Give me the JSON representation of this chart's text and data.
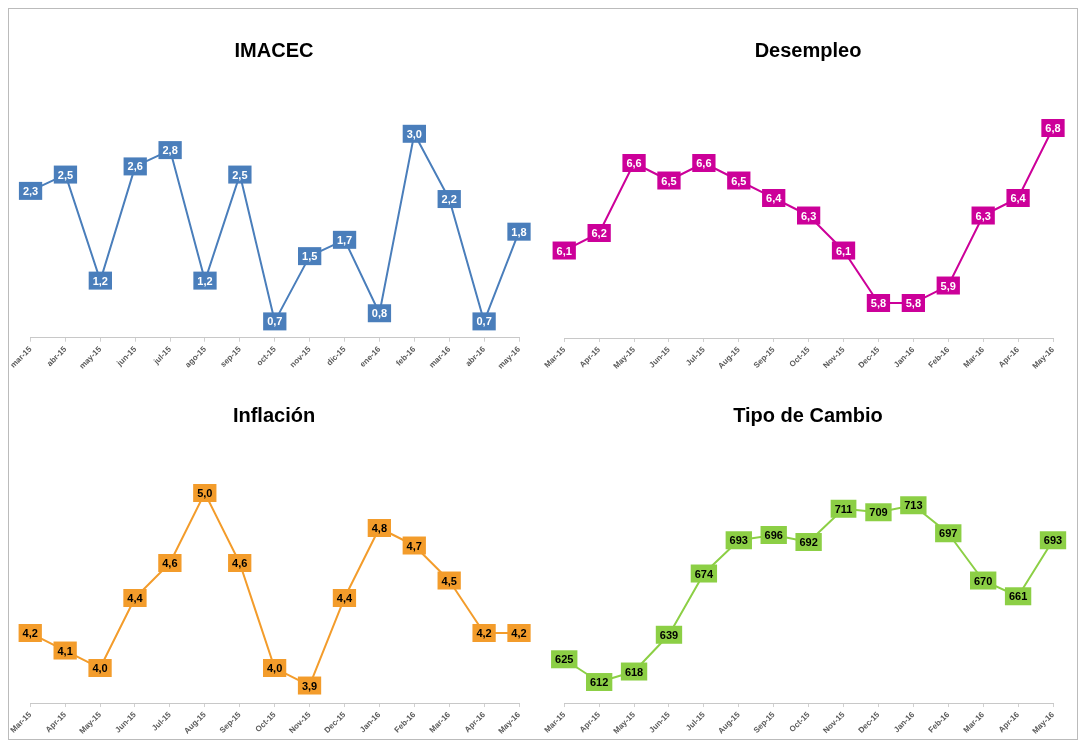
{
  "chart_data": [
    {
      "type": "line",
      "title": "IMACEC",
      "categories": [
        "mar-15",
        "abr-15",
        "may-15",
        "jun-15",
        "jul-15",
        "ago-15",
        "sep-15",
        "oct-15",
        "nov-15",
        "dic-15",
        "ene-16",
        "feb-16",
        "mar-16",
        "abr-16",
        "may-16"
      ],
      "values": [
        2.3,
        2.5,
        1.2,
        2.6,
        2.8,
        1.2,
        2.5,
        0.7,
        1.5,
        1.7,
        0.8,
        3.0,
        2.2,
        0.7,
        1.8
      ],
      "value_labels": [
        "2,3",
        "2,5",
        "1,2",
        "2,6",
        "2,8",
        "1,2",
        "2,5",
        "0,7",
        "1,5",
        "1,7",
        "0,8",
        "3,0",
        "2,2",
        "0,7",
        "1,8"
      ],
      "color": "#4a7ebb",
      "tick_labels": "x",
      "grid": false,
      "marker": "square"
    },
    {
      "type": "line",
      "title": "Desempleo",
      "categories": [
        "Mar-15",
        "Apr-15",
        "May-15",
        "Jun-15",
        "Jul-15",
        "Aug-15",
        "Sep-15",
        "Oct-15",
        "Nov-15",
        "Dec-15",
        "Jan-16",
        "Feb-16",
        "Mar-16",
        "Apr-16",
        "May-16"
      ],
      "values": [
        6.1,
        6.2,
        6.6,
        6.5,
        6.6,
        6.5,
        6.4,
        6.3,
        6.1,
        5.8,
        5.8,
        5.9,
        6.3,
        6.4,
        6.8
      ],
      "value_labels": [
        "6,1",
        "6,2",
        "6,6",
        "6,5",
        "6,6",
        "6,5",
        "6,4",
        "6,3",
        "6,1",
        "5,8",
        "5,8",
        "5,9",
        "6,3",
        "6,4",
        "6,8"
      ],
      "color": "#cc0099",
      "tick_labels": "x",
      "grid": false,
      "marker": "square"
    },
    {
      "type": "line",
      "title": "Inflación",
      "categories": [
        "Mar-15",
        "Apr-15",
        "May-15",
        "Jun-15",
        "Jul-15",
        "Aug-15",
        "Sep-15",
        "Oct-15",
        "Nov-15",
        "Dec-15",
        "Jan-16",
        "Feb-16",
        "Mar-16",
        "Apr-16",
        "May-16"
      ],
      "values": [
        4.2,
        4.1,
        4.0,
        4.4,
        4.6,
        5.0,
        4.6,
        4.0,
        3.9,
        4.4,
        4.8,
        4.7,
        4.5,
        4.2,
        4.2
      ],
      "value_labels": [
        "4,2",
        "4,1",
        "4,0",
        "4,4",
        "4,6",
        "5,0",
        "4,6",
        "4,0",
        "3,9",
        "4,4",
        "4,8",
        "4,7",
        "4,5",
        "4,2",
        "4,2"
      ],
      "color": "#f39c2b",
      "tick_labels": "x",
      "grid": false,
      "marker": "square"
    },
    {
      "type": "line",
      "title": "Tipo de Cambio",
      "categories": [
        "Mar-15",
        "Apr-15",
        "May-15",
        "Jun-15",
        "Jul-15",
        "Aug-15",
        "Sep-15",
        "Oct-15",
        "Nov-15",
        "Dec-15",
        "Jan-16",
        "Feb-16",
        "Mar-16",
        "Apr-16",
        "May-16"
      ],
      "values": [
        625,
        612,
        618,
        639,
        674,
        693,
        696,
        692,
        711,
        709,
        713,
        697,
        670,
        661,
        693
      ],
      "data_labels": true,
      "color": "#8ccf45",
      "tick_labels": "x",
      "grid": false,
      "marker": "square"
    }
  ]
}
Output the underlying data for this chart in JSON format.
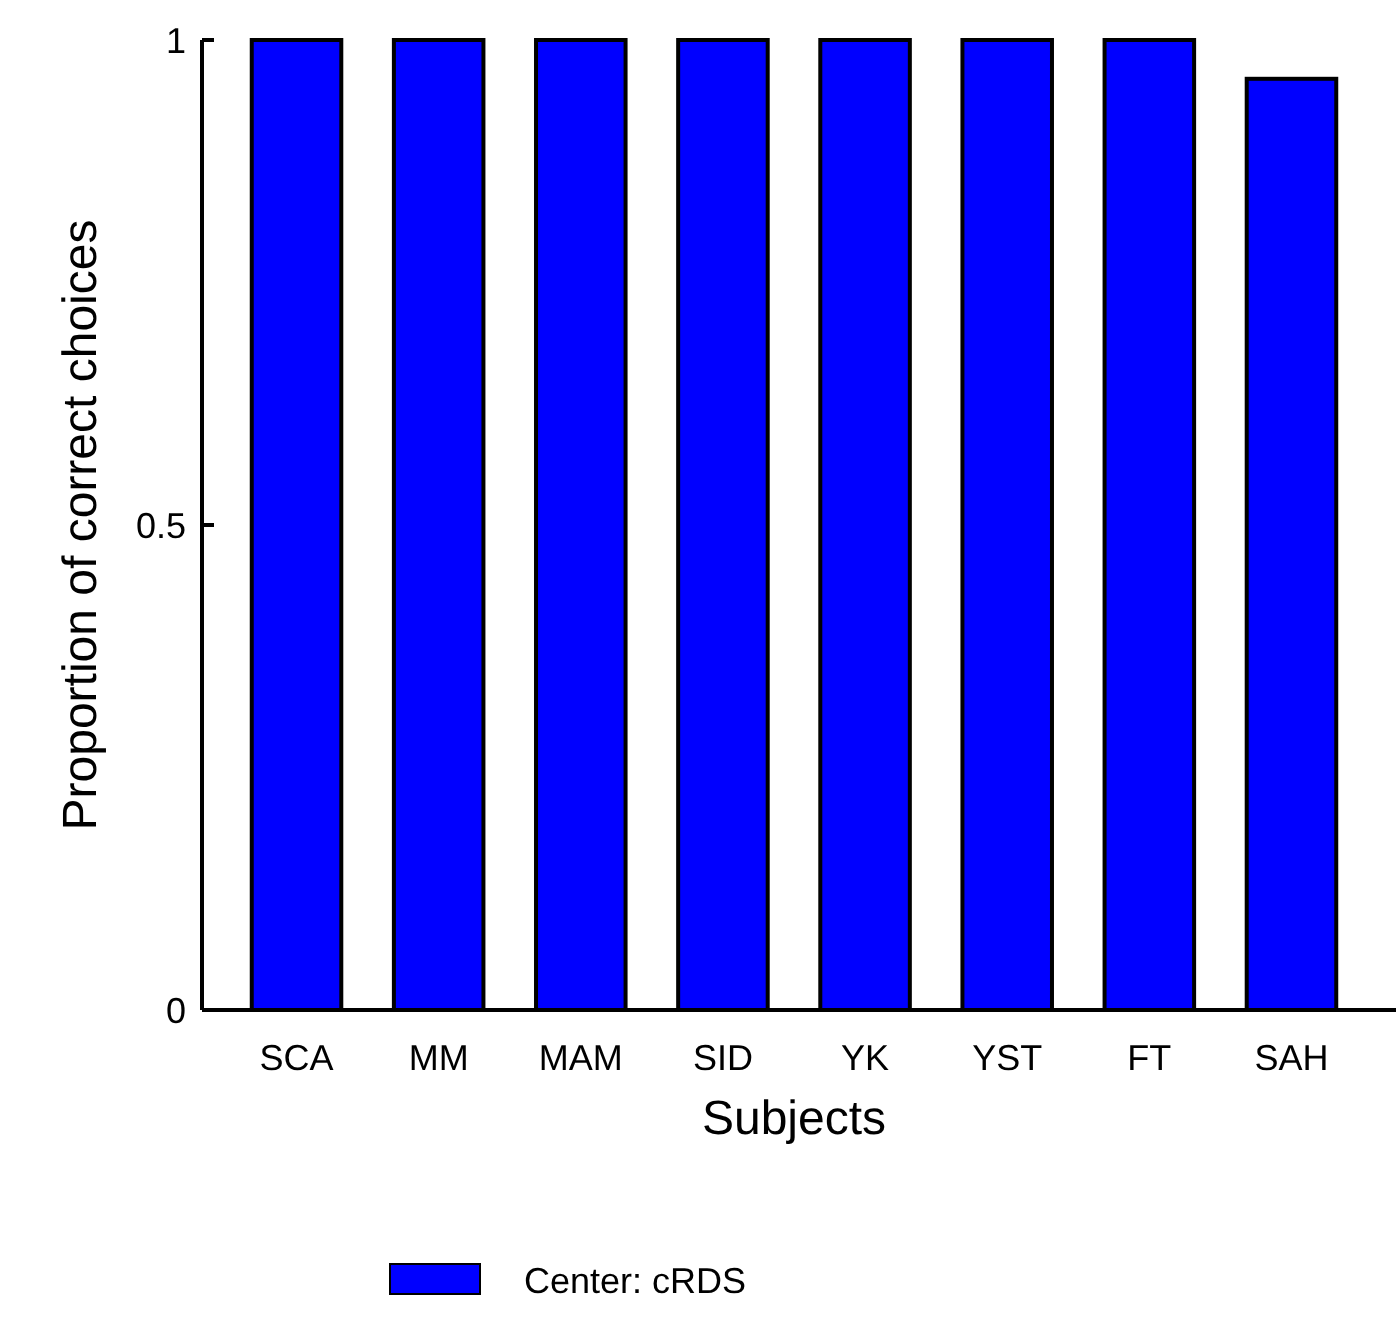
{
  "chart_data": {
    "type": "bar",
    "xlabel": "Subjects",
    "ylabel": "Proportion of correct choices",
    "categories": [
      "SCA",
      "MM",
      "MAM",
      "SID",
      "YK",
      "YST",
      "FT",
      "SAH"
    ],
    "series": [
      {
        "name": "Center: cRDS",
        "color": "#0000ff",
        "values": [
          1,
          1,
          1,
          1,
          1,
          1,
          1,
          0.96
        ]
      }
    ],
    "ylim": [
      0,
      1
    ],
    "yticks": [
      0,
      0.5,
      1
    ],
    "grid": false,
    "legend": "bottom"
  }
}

■ ■ ■

- YOUR GOAL
Without the pictures, repeat the listing above exactly.

- ANSWER TO THIS EXERCISE
Give me the JSON representation of this chart's text and data.
{
  "chart_data": [
    {
      "type": "line",
      "title": "IMACEC",
      "categories": [
        "mar-15",
        "abr-15",
        "may-15",
        "jun-15",
        "jul-15",
        "ago-15",
        "sep-15",
        "oct-15",
        "nov-15",
        "dic-15",
        "ene-16",
        "feb-16",
        "mar-16",
        "abr-16",
        "may-16"
      ],
      "values": [
        2.3,
        2.5,
        1.2,
        2.6,
        2.8,
        1.2,
        2.5,
        0.7,
        1.5,
        1.7,
        0.8,
        3.0,
        2.2,
        0.7,
        1.8
      ],
      "value_labels": [
        "2,3",
        "2,5",
        "1,2",
        "2,6",
        "2,8",
        "1,2",
        "2,5",
        "0,7",
        "1,5",
        "1,7",
        "0,8",
        "3,0",
        "2,2",
        "0,7",
        "1,8"
      ],
      "color": "#4a7ebb",
      "tick_labels": "x",
      "grid": false,
      "marker": "square"
    },
    {
      "type": "line",
      "title": "Desempleo",
      "categories": [
        "Mar-15",
        "Apr-15",
        "May-15",
        "Jun-15",
        "Jul-15",
        "Aug-15",
        "Sep-15",
        "Oct-15",
        "Nov-15",
        "Dec-15",
        "Jan-16",
        "Feb-16",
        "Mar-16",
        "Apr-16",
        "May-16"
      ],
      "values": [
        6.1,
        6.2,
        6.6,
        6.5,
        6.6,
        6.5,
        6.4,
        6.3,
        6.1,
        5.8,
        5.8,
        5.9,
        6.3,
        6.4,
        6.8
      ],
      "value_labels": [
        "6,1",
        "6,2",
        "6,6",
        "6,5",
        "6,6",
        "6,5",
        "6,4",
        "6,3",
        "6,1",
        "5,8",
        "5,8",
        "5,9",
        "6,3",
        "6,4",
        "6,8"
      ],
      "color": "#cc0099",
      "tick_labels": "x",
      "grid": false,
      "marker": "square"
    },
    {
      "type": "line",
      "title": "Inflación",
      "categories": [
        "Mar-15",
        "Apr-15",
        "May-15",
        "Jun-15",
        "Jul-15",
        "Aug-15",
        "Sep-15",
        "Oct-15",
        "Nov-15",
        "Dec-15",
        "Jan-16",
        "Feb-16",
        "Mar-16",
        "Apr-16",
        "May-16"
      ],
      "values": [
        4.2,
        4.1,
        4.0,
        4.4,
        4.6,
        5.0,
        4.6,
        4.0,
        3.9,
        4.4,
        4.8,
        4.7,
        4.5,
        4.2,
        4.2
      ],
      "value_labels": [
        "4,2",
        "4,1",
        "4,0",
        "4,4",
        "4,6",
        "5,0",
        "4,6",
        "4,0",
        "3,9",
        "4,4",
        "4,8",
        "4,7",
        "4,5",
        "4,2",
        "4,2"
      ],
      "color": "#f39c2b",
      "tick_labels": "x",
      "grid": false,
      "marker": "square"
    },
    {
      "type": "line",
      "title": "Tipo de Cambio",
      "categories": [
        "Mar-15",
        "Apr-15",
        "May-15",
        "Jun-15",
        "Jul-15",
        "Aug-15",
        "Sep-15",
        "Oct-15",
        "Nov-15",
        "Dec-15",
        "Jan-16",
        "Feb-16",
        "Mar-16",
        "Apr-16",
        "May-16"
      ],
      "values": [
        625,
        612,
        618,
        639,
        674,
        693,
        696,
        692,
        711,
        709,
        713,
        697,
        670,
        661,
        693
      ],
      "data_labels": true,
      "color": "#8ccf45",
      "tick_labels": "x",
      "grid": false,
      "marker": "square"
    }
  ]
}
Output the underlying data for this chart in JSON format.
{
  "chart_data": {
    "type": "bar",
    "xlabel": "Subjects",
    "ylabel": "Proportion of correct choices",
    "categories": [
      "SCA",
      "MM",
      "MAM",
      "SID",
      "YK",
      "YST",
      "FT",
      "SAH"
    ],
    "series": [
      {
        "name": "Center: cRDS",
        "color": "#0000ff",
        "values": [
          1,
          1,
          1,
          1,
          1,
          1,
          1,
          0.96
        ]
      }
    ],
    "ylim": [
      0,
      1
    ],
    "yticks": [
      0,
      0.5,
      1
    ],
    "grid": false,
    "legend": "bottom"
  }
}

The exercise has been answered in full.